▶ Stored rows:
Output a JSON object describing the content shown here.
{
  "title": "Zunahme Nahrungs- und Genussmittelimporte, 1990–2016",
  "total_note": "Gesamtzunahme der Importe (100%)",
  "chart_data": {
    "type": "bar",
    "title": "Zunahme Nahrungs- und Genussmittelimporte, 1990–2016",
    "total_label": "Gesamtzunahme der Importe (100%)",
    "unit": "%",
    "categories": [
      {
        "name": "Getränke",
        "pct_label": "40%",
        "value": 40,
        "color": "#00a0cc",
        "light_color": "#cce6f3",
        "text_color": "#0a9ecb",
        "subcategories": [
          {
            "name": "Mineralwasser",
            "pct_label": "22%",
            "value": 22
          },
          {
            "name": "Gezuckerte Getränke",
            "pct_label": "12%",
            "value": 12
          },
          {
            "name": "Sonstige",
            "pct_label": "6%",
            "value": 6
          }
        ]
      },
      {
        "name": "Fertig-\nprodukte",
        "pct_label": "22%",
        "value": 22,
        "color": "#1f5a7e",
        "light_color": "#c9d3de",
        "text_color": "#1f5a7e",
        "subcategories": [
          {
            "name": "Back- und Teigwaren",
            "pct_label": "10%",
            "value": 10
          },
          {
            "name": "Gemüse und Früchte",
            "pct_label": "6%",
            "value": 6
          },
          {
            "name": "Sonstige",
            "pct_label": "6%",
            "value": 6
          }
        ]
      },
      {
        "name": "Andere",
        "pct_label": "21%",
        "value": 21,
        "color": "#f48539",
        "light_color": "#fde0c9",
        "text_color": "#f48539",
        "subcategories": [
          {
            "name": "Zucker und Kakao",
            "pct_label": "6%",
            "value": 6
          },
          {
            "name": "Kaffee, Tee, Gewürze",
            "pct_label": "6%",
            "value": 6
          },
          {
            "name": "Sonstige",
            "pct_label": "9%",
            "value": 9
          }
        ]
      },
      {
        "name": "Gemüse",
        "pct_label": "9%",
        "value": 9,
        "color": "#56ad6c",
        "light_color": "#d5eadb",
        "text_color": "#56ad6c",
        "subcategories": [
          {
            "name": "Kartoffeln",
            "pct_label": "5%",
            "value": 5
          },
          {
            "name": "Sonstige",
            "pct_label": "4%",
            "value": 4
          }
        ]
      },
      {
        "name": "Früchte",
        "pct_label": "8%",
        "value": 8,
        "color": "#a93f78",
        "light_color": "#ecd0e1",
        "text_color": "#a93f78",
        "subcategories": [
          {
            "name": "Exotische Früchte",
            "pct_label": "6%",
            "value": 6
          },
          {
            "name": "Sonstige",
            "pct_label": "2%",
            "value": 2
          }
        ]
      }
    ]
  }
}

▶ Do this: Repeat the data exactly. Leave nothing out.

▶ Expected answer:
Output a JSON object describing the content shown here.
{
  "title": "Zunahme Nahrungs- und Genussmittelimporte, 1990–2016",
  "total_note": "Gesamtzunahme der Importe (100%)",
  "chart_data": {
    "type": "bar",
    "title": "Zunahme Nahrungs- und Genussmittelimporte, 1990–2016",
    "total_label": "Gesamtzunahme der Importe (100%)",
    "unit": "%",
    "categories": [
      {
        "name": "Getränke",
        "pct_label": "40%",
        "value": 40,
        "color": "#00a0cc",
        "light_color": "#cce6f3",
        "text_color": "#0a9ecb",
        "subcategories": [
          {
            "name": "Mineralwasser",
            "pct_label": "22%",
            "value": 22
          },
          {
            "name": "Gezuckerte Getränke",
            "pct_label": "12%",
            "value": 12
          },
          {
            "name": "Sonstige",
            "pct_label": "6%",
            "value": 6
          }
        ]
      },
      {
        "name": "Fertig-\nprodukte",
        "pct_label": "22%",
        "value": 22,
        "color": "#1f5a7e",
        "light_color": "#c9d3de",
        "text_color": "#1f5a7e",
        "subcategories": [
          {
            "name": "Back- und Teigwaren",
            "pct_label": "10%",
            "value": 10
          },
          {
            "name": "Gemüse und Früchte",
            "pct_label": "6%",
            "value": 6
          },
          {
            "name": "Sonstige",
            "pct_label": "6%",
            "value": 6
          }
        ]
      },
      {
        "name": "Andere",
        "pct_label": "21%",
        "value": 21,
        "color": "#f48539",
        "light_color": "#fde0c9",
        "text_color": "#f48539",
        "subcategories": [
          {
            "name": "Zucker und Kakao",
            "pct_label": "6%",
            "value": 6
          },
          {
            "name": "Kaffee, Tee, Gewürze",
            "pct_label": "6%",
            "value": 6
          },
          {
            "name": "Sonstige",
            "pct_label": "9%",
            "value": 9
          }
        ]
      },
      {
        "name": "Gemüse",
        "pct_label": "9%",
        "value": 9,
        "color": "#56ad6c",
        "light_color": "#d5eadb",
        "text_color": "#56ad6c",
        "subcategories": [
          {
            "name": "Kartoffeln",
            "pct_label": "5%",
            "value": 5
          },
          {
            "name": "Sonstige",
            "pct_label": "4%",
            "value": 4
          }
        ]
      },
      {
        "name": "Früchte",
        "pct_label": "8%",
        "value": 8,
        "color": "#a93f78",
        "light_color": "#ecd0e1",
        "text_color": "#a93f78",
        "subcategories": [
          {
            "name": "Exotische Früchte",
            "pct_label": "6%",
            "value": 6
          },
          {
            "name": "Sonstige",
            "pct_label": "2%",
            "value": 2
          }
        ]
      }
    ]
  }
}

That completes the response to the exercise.